Draw out every line with the word "What" from the listing below.

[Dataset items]
--*--
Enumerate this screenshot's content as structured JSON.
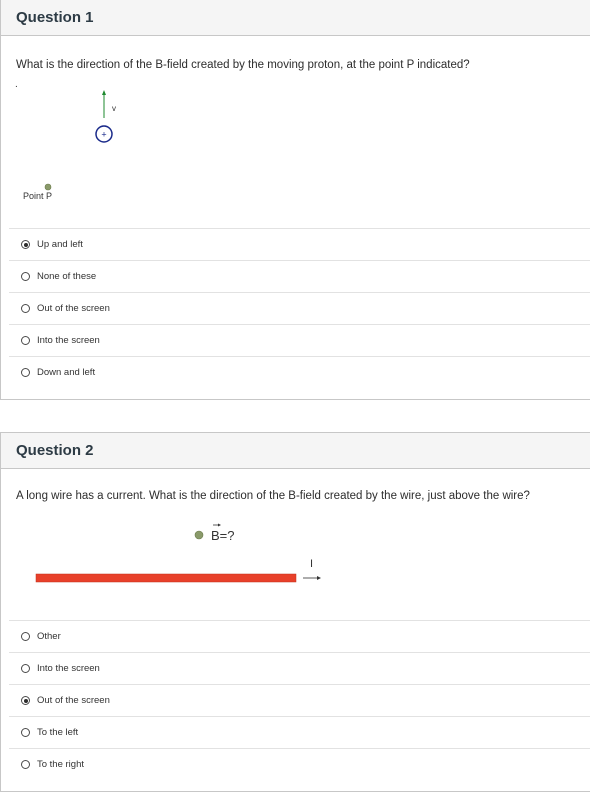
{
  "question1": {
    "title": "Question 1",
    "prompt": "What is the direction of the B-field created by the moving proton, at the point P indicated?",
    "figure": {
      "velocity_label": "v",
      "proton_symbol": "+",
      "point_label": "Point P",
      "stray_mark": "."
    },
    "answers": [
      {
        "label": "Up and left",
        "selected": true
      },
      {
        "label": "None of these",
        "selected": false
      },
      {
        "label": "Out of the screen",
        "selected": false
      },
      {
        "label": "Into the screen",
        "selected": false
      },
      {
        "label": "Down and left",
        "selected": false
      }
    ]
  },
  "question2": {
    "title": "Question 2",
    "prompt": "A long wire has a current.  What is the direction of the B-field created by the wire, just above the wire?",
    "figure": {
      "field_label": "B=?",
      "current_label": "I"
    },
    "answers": [
      {
        "label": "Other",
        "selected": false
      },
      {
        "label": "Into the screen",
        "selected": false
      },
      {
        "label": "Out of the screen",
        "selected": true
      },
      {
        "label": "To the left",
        "selected": false
      },
      {
        "label": "To the right",
        "selected": false
      }
    ]
  },
  "colors": {
    "wire": "#e8402a",
    "arrow_green": "#1e8a2e",
    "proton_outline": "#1a2a8a",
    "point": "#8a9a6a"
  }
}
--*--
> Result for this exercise:
    "prompt": "What is the direction of the B-field created by the moving proton, at the point P indicated?",
    "prompt": "A long wire has a current.  What is the direction of the B-field created by the wire, just above the wire?",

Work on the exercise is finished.